- [SOURCE RECORDS]:
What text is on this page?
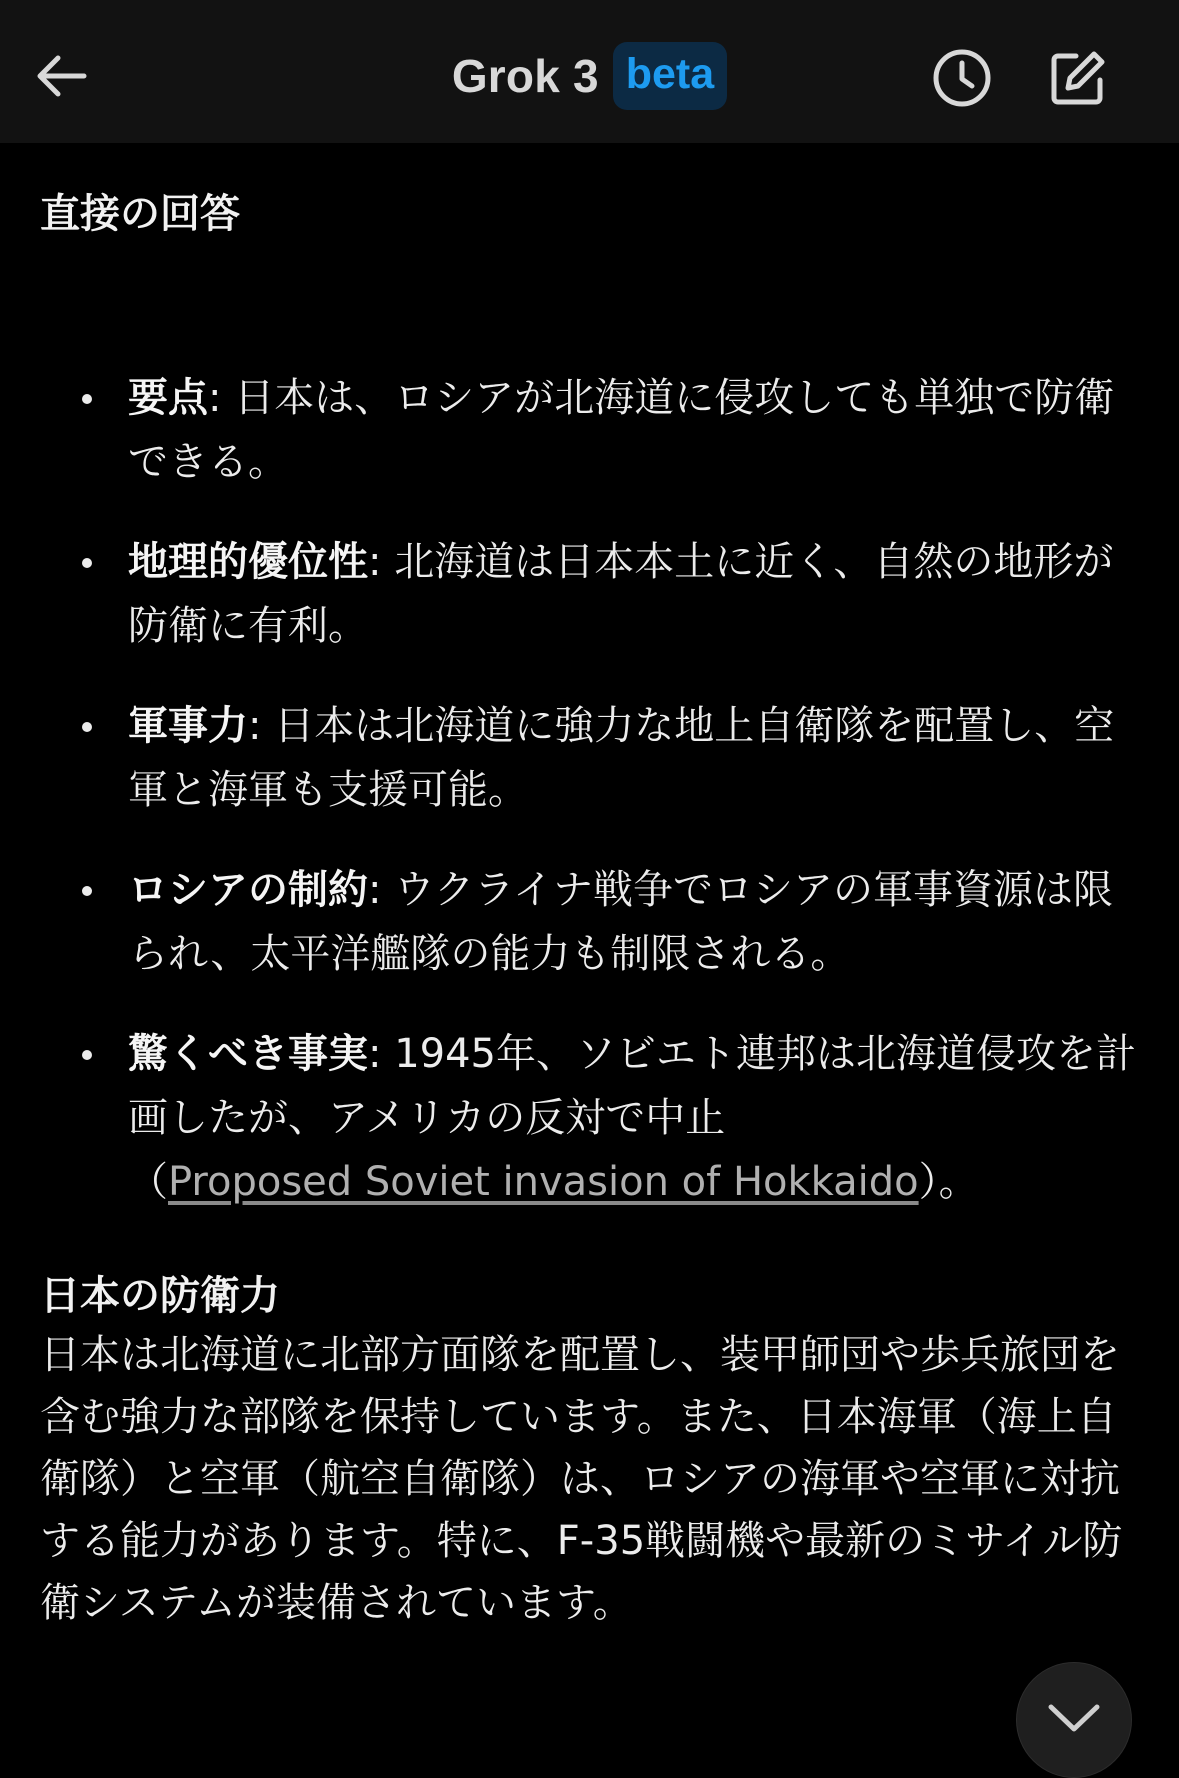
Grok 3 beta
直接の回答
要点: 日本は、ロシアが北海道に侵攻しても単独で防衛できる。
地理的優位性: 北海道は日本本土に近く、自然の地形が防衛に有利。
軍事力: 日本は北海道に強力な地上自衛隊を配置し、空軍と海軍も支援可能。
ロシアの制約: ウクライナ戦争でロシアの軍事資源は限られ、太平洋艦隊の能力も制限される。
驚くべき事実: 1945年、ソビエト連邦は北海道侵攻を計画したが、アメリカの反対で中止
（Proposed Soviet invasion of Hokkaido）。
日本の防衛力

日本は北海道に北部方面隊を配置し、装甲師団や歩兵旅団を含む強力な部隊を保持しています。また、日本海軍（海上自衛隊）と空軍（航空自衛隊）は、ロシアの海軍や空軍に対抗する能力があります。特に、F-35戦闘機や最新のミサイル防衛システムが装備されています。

- [BRIEF]:
Print all of the records shown above exactly, leaving out each picture.

- [ANSWER BELOW]:
What text is on this page?
Grok 3 beta
直接の回答
要点: 日本は、ロシアが北海道に侵攻しても単独で防衛できる。
地理的優位性: 北海道は日本本土に近く、自然の地形が防衛に有利。
軍事力: 日本は北海道に強力な地上自衛隊を配置し、空軍と海軍も支援可能。
ロシアの制約: ウクライナ戦争でロシアの軍事資源は限られ、太平洋艦隊の能力も制限される。
驚くべき事実: 1945年、ソビエト連邦は北海道侵攻を計画したが、アメリカの反対で中止
（Proposed Soviet invasion of Hokkaido）。
日本の防衛力

日本は北海道に北部方面隊を配置し、装甲師団や歩兵旅団を含む強力な部隊を保持しています。また、日本海軍（海上自衛隊）と空軍（航空自衛隊）は、ロシアの海軍や空軍に対抗する能力があります。特に、F-35戦闘機や最新のミサイル防衛システムが装備されています。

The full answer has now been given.